§ **EXERCISE INSTRUCTIONS**: All lines in which the word "United" occurs are to be extracted.

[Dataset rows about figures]
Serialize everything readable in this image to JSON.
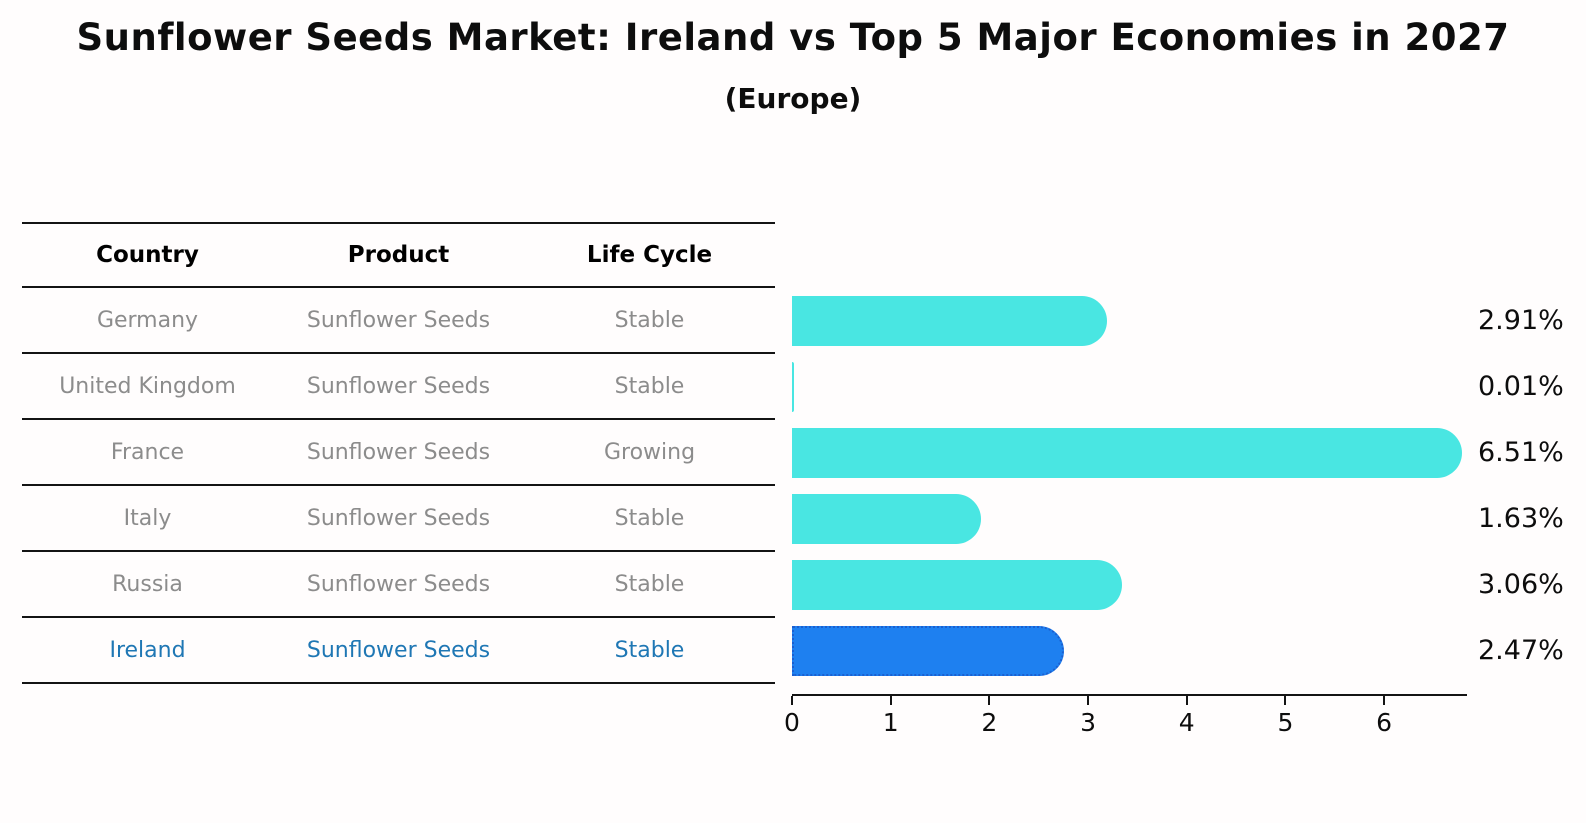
{
  "chart_data": {
    "type": "bar",
    "orientation": "horizontal",
    "title": "Sunflower Seeds Market: Ireland vs Top 5 Major Economies in 2027",
    "subtitle": "(Europe)",
    "categories": [
      "Germany",
      "United Kingdom",
      "France",
      "Italy",
      "Russia",
      "Ireland"
    ],
    "values": [
      2.91,
      0.01,
      6.51,
      1.63,
      3.06,
      2.47
    ],
    "value_labels": [
      "2.91%",
      "0.01%",
      "6.51%",
      "1.63%",
      "3.06%",
      "2.47%"
    ],
    "highlight_index": 5,
    "xticks": [
      "0",
      "1",
      "2",
      "3",
      "4",
      "5",
      "6"
    ],
    "xlim": [
      0,
      6.84
    ],
    "xlabel": "",
    "ylabel": "",
    "legend": "none",
    "grid": false
  },
  "table": {
    "headers": [
      "Country",
      "Product",
      "Life Cycle"
    ],
    "rows": [
      {
        "country": "Germany",
        "product": "Sunflower Seeds",
        "life_cycle": "Stable",
        "highlight": false
      },
      {
        "country": "United Kingdom",
        "product": "Sunflower Seeds",
        "life_cycle": "Stable",
        "highlight": false
      },
      {
        "country": "France",
        "product": "Sunflower Seeds",
        "life_cycle": "Growing",
        "highlight": false
      },
      {
        "country": "Italy",
        "product": "Sunflower Seeds",
        "life_cycle": "Stable",
        "highlight": false
      },
      {
        "country": "Russia",
        "product": "Sunflower Seeds",
        "life_cycle": "Stable",
        "highlight": false
      },
      {
        "country": "Ireland",
        "product": "Sunflower Seeds",
        "life_cycle": "Stable",
        "highlight": true
      }
    ]
  },
  "colors": {
    "bar": "#49e6e2",
    "highlight_bar": "#1e80f0",
    "highlight_border": "#1b5fd0",
    "highlight_text": "#1f77b4",
    "row_text": "#8c8c8c",
    "header_text": "#000000",
    "axis": "#141414"
  }
}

§ **TASK RESPONSE**:
      "United Kingdom",
        "country": "United Kingdom",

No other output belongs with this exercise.